> _Textauszug_:
□ □ □ □ □ □ □

Die türkische Regierungspartei AKP von Präsident Erdoğan hat am vergangenen Sonntag bei den landesweiten Kommunalwahlen eine herbe Niederlage eingefahren. Sie verliert vermutlich gleich mehrere Bürgermeisterämter in den grössten Metropolen des Landes. An ihrem repressiven Vorgehen gegen kurdische Minderheiten ändert dies allerdings wenig.

□ □ □ □ □ □ □

> _Einträge_:
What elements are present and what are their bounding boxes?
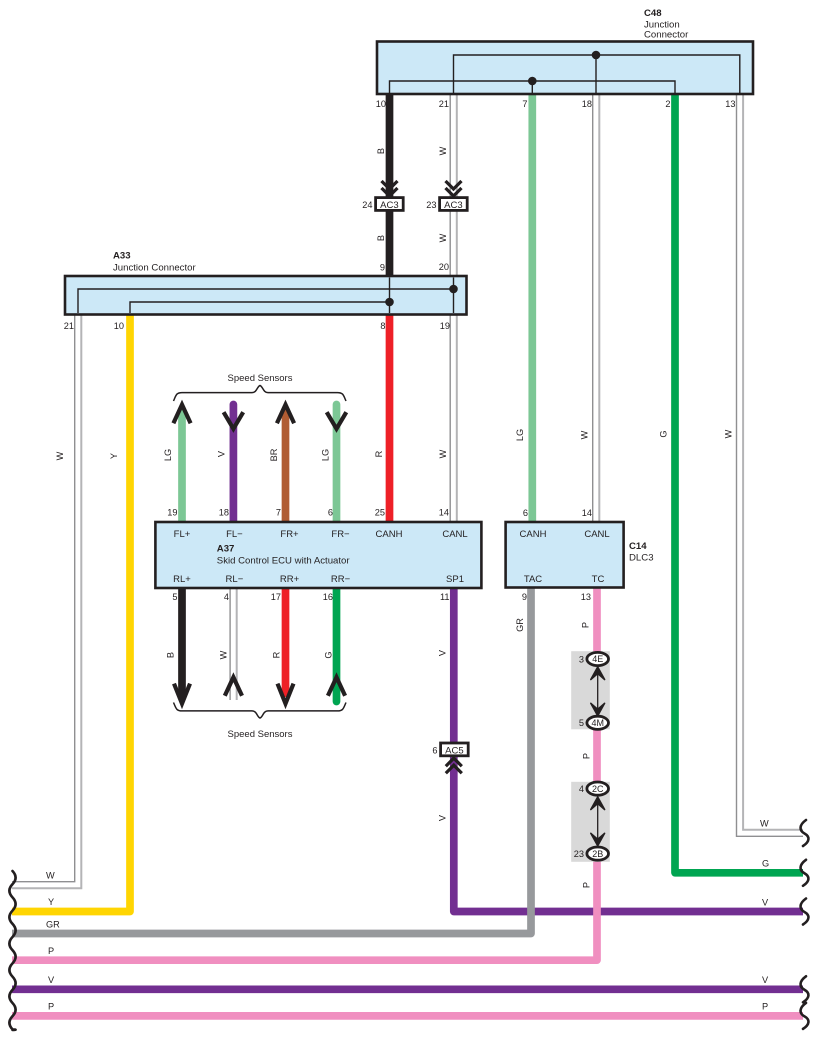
svg-text:Speed Sensors: Speed Sensors <box>228 373 293 384</box>
wire Y from A33 pin 10 to left edge <box>12 314 130 912</box>
svg-text:AC3: AC3 <box>380 200 398 211</box>
A33 junction dot pin 19 <box>449 285 458 294</box>
arrow down to 2B <box>591 833 605 846</box>
wire G speed sensor RR- pin 16 <box>333 587 341 702</box>
svg-text:21: 21 <box>439 99 449 109</box>
svg-text:P: P <box>762 1002 768 1012</box>
svg-text:14: 14 <box>439 508 449 518</box>
wire P from 2B to left edge <box>12 860 597 960</box>
svg-text:4: 4 <box>579 784 584 794</box>
svg-text:7: 7 <box>522 99 527 109</box>
wire W from AC3 pin 23 to A33 pin 20 <box>450 211 457 278</box>
wire P from C14 TC pin 13 to connector 4E <box>593 587 601 654</box>
svg-text:CANH: CANH <box>376 529 403 540</box>
svg-text:5: 5 <box>579 718 584 728</box>
arrow up FL+ <box>173 405 190 424</box>
svg-text:RL−: RL− <box>226 574 244 585</box>
junction connector C48 box <box>377 42 753 95</box>
wire P from 4M to 2C <box>593 728 601 783</box>
arrow into AC3 pin 23 <box>446 181 462 196</box>
svg-text:B: B <box>376 235 386 241</box>
svg-text:18: 18 <box>219 508 229 518</box>
svg-text:AC5: AC5 <box>445 745 463 756</box>
svg-text:4M: 4M <box>591 718 604 728</box>
svg-text:B: B <box>166 652 176 658</box>
svg-text:2: 2 <box>665 99 670 109</box>
svg-text:CANL: CANL <box>442 529 467 540</box>
arrow up RR- <box>328 677 345 696</box>
squiggle break W right <box>801 820 809 846</box>
svg-text:TC: TC <box>592 574 605 585</box>
connector 4M pin 5 <box>587 716 609 729</box>
svg-text:LG: LG <box>163 449 173 461</box>
wire B from C48 pin 10 to AC3 pin 24 <box>386 93 394 198</box>
wire V from A37 SP1 pin 11 to AC5 <box>450 587 458 744</box>
svg-text:Speed Sensors: Speed Sensors <box>228 729 293 740</box>
svg-text:W: W <box>724 429 734 438</box>
svg-text:23: 23 <box>574 849 584 859</box>
svg-text:V: V <box>217 450 227 457</box>
arrow down RR+ <box>278 684 294 704</box>
C48 internal bus CANL (pins 21-18-13) <box>454 55 740 93</box>
arrow up to 4E <box>591 667 605 680</box>
svg-text:C14: C14 <box>629 541 647 552</box>
wire GR from C14 TAC pin 9 to left edge <box>12 587 531 934</box>
svg-text:C48: C48 <box>644 8 662 19</box>
wire B speed sensor RL+ pin 5 <box>178 587 186 699</box>
wire W from A33 pin 19 to A37 CANL pin 14 <box>450 314 457 523</box>
svg-text:LG: LG <box>321 449 331 461</box>
svg-text:TAC: TAC <box>524 574 542 585</box>
wire R from A33 pin 8 to A37 CANH pin 25 <box>386 314 394 523</box>
wire B from AC3 pin 24 to A33 pin 9 <box>386 211 394 278</box>
svg-text:4E: 4E <box>592 654 603 664</box>
wire R speed sensor RR+ pin 17 <box>282 587 290 697</box>
svg-text:13: 13 <box>581 592 591 602</box>
svg-text:G: G <box>324 651 334 658</box>
svg-text:9: 9 <box>522 592 527 602</box>
svg-text:10: 10 <box>114 321 124 331</box>
arrow down to 4M <box>591 703 605 716</box>
svg-text:CANH: CANH <box>520 529 547 540</box>
skid control ECU A37 box <box>155 522 481 588</box>
wire LG speed sensor FR- pin 6 <box>333 405 341 524</box>
svg-text:19: 19 <box>440 321 450 331</box>
svg-text:V: V <box>762 898 769 908</box>
connector block 4E-4M <box>571 651 610 729</box>
svg-text:23: 23 <box>426 200 436 210</box>
A33 junction dot pin 8 <box>385 298 394 307</box>
svg-text:AC3: AC3 <box>444 200 462 211</box>
wire G from C48 pin 2 to right edge <box>675 93 803 873</box>
arrow up RL- <box>225 677 242 696</box>
wire W from C48 pin 13 to right edge <box>737 93 804 836</box>
svg-text:2C: 2C <box>592 784 604 794</box>
svg-text:FR+: FR+ <box>280 529 299 540</box>
svg-text:7: 7 <box>276 508 281 518</box>
svg-text:RR+: RR+ <box>280 574 300 585</box>
wire W from A33 pin 21 to left edge <box>12 314 81 888</box>
wire W speed sensor RL- pin 4 <box>230 587 237 700</box>
C48 junction dot pin 18 <box>592 51 601 60</box>
arrow into AC5 <box>446 758 462 773</box>
svg-text:13: 13 <box>725 99 735 109</box>
wire V from AC5 to right edge <box>454 756 803 912</box>
speed sensors top brace <box>174 386 347 402</box>
svg-text:Skid Control ECU with Actuator: Skid Control ECU with Actuator <box>217 556 351 567</box>
svg-text:W: W <box>46 871 55 881</box>
svg-text:14: 14 <box>582 508 592 518</box>
arrow into AC3 pin 24 <box>382 181 398 196</box>
svg-text:17: 17 <box>271 592 281 602</box>
svg-text:6: 6 <box>432 745 437 755</box>
svg-text:W: W <box>760 819 769 829</box>
svg-text:R: R <box>374 450 384 457</box>
svg-text:Y: Y <box>48 897 54 907</box>
connector AC3 pin 23 box <box>440 198 468 211</box>
svg-text:P: P <box>581 622 591 628</box>
squiggle break P bottom-right <box>801 1003 809 1029</box>
squiggle break V bottom-right <box>801 976 809 1002</box>
svg-text:FR−: FR− <box>331 529 350 540</box>
svg-text:GR: GR <box>46 920 60 930</box>
svg-text:W: W <box>438 233 448 242</box>
svg-text:P: P <box>582 753 592 759</box>
wire V horizontal bus at bottom <box>12 985 803 993</box>
junction connector A33 box <box>65 276 467 315</box>
arrow down FL- <box>224 412 244 429</box>
svg-text:8: 8 <box>380 321 385 331</box>
arrow up to 2C <box>591 797 605 810</box>
break wavy line left edge <box>9 871 15 1030</box>
svg-text:V: V <box>438 814 448 821</box>
svg-text:B: B <box>376 148 386 154</box>
svg-text:6: 6 <box>328 508 333 518</box>
svg-text:9: 9 <box>380 263 385 273</box>
svg-text:18: 18 <box>582 99 592 109</box>
svg-text:SP1: SP1 <box>446 574 464 585</box>
svg-text:RL+: RL+ <box>173 574 191 585</box>
svg-text:W: W <box>438 449 448 458</box>
svg-text:V: V <box>48 975 55 985</box>
svg-text:BR: BR <box>269 448 279 461</box>
svg-text:G: G <box>762 859 769 869</box>
speed sensors bottom brace <box>174 703 347 719</box>
svg-text:Y: Y <box>109 453 119 459</box>
svg-text:CANL: CANL <box>584 529 609 540</box>
svg-text:3: 3 <box>579 654 584 664</box>
wire BR speed sensor FR+ pin 7 <box>282 408 290 523</box>
wire LG from C48 pin 7 to C14 CANH pin 6 <box>528 93 536 523</box>
DLC3 C14 box <box>506 522 624 588</box>
svg-text:V: V <box>762 975 769 985</box>
connector 2B pin 23 <box>587 847 609 860</box>
2C-2B link line <box>597 802 599 840</box>
connector 2C pin 4 <box>587 782 609 795</box>
C48 internal bus CANH (pins 10-7-2) <box>390 81 676 93</box>
arrow up FR+ <box>277 405 294 424</box>
svg-text:LG: LG <box>515 429 525 441</box>
svg-text:P: P <box>582 882 592 888</box>
wire W from C48 pin 21 to AC3 pin 23 <box>450 93 457 198</box>
arrow down FR- <box>327 412 347 429</box>
C48 junction dot pin 7 <box>528 77 537 86</box>
svg-text:FL+: FL+ <box>174 529 191 540</box>
svg-text:21: 21 <box>64 321 74 331</box>
svg-text:Junction Connector: Junction Connector <box>113 263 196 274</box>
connector 4E pin 3 <box>587 652 609 665</box>
wire LG speed sensor FL+ pin 19 <box>178 408 186 523</box>
svg-text:GR: GR <box>515 618 525 632</box>
wire P horizontal bus at bottom <box>12 1012 803 1020</box>
svg-text:24: 24 <box>362 200 372 210</box>
svg-text:W: W <box>219 650 229 659</box>
svg-text:G: G <box>659 430 669 437</box>
svg-text:A37: A37 <box>217 544 235 555</box>
svg-text:V: V <box>438 649 448 656</box>
svg-text:10: 10 <box>376 99 386 109</box>
svg-text:Connector: Connector <box>644 30 689 41</box>
squiggle break V right <box>801 899 809 925</box>
svg-text:5: 5 <box>172 592 177 602</box>
svg-text:DLC3: DLC3 <box>629 553 654 564</box>
svg-text:16: 16 <box>323 592 333 602</box>
wire W from C48 pin 18 to C14 CANL pin 14 <box>593 93 600 523</box>
svg-text:RR−: RR− <box>331 574 351 585</box>
connector AC3 pin 24 box <box>376 198 404 211</box>
svg-text:W: W <box>580 430 590 439</box>
svg-text:R: R <box>272 651 282 658</box>
wire V speed sensor FL- pin 18 <box>230 405 238 524</box>
connector AC5 pin 6 box <box>441 743 469 756</box>
svg-text:P: P <box>48 1002 54 1012</box>
squiggle break G right <box>801 860 809 886</box>
svg-text:11: 11 <box>440 592 450 602</box>
A33 internal bus CANL (pins 21-20-19) <box>78 289 454 313</box>
svg-text:25: 25 <box>375 508 385 518</box>
svg-text:P: P <box>48 946 54 956</box>
svg-text:2B: 2B <box>592 849 603 859</box>
arrow down RL+ <box>174 684 190 704</box>
svg-text:20: 20 <box>439 262 449 272</box>
connector block 2C-2B <box>571 782 610 862</box>
A33 internal bus CANH (pins 10-9-8) <box>130 302 390 313</box>
svg-text:W: W <box>438 146 448 155</box>
svg-text:FL−: FL− <box>226 529 243 540</box>
svg-text:6: 6 <box>523 508 528 518</box>
svg-text:19: 19 <box>167 508 177 518</box>
svg-text:W: W <box>55 451 65 460</box>
svg-text:4: 4 <box>224 592 229 602</box>
svg-text:A33: A33 <box>113 251 131 262</box>
4E-4M link line <box>597 672 599 710</box>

□ □ □ □ □ □ □

> _Deine Aufgaben_:
a. Zitiere aus dem Text über die türkischen Kommunalwahlen den Teil, der mit „Die türkische Regierungspartei“ anfängt und bis einschließlich „dies allerdings wenig.“ geht.
b. Welche Partei hat laut dem Text über die türkischen Kommunalwahlen eine herbe Niederlage eingefahren?
c. Schreib den Text über die türkischen Kommunalwahlen nach seinem letzten Satz weiter.

> _Antworten_:
a.
Die türkische Regierungspartei AKP von Präsident Erdoğan hat am vergangenen Sonntag bei den landesweiten Kommunalwahlen eine herbe Niederlage eingefahren. Sie verliert vermutlich gleich mehrere Bürgermeisterämter in den grössten Metropolen des Landes. An ihrem repressiven Vorgehen gegen kurdische Minderheiten ändert dies allerdings wenig.

b. Die AKP, die Regierungspartei von Präsident Erdoğan.

c.
Erdogans Macht bröckelt
In der Türkei bahnt sich möglicherweise ein politischer Richtungswechsel an. Erdoğan und seine ultrakonservative Regierungspartei AKP stecken in einer Krise, die nicht von ungefähr kommt. Die Regierung sieht sich derzeit mit viel Kritik konfrontiert, da in der Türkei seit Monaten eine Wirtschaftskrise mit Inflation und stark gestiegenen Lebensmittelpreisen herrscht. Erdoğan und seine AKP drohen an ihrer eigenen Macht zu ersticken. Davon profitiert hat die Oppositionspartei CHP, die als grosse Siegerin aus den vergangenen Kommunalwahlen hervorging und gleich in mehreren Metropolen das Bürgermeisteramt erobern konnte. So etwa in Ankara, Izmir und vermutlich sogar in der Heimatstadt des Präsidenten: Istanbul. Grund für das unerwartete Erstarken der CHP ist nicht zuletzt auch die Tatsache, dass sich die pro-kurdische HDP aus den Metropolen und weiten Landesteilen zurückgezogen hat, um der CHP die entsprechenden Wahlsiege zu ermöglichen. Eine Rechnung, die allem Anschein nach aufging.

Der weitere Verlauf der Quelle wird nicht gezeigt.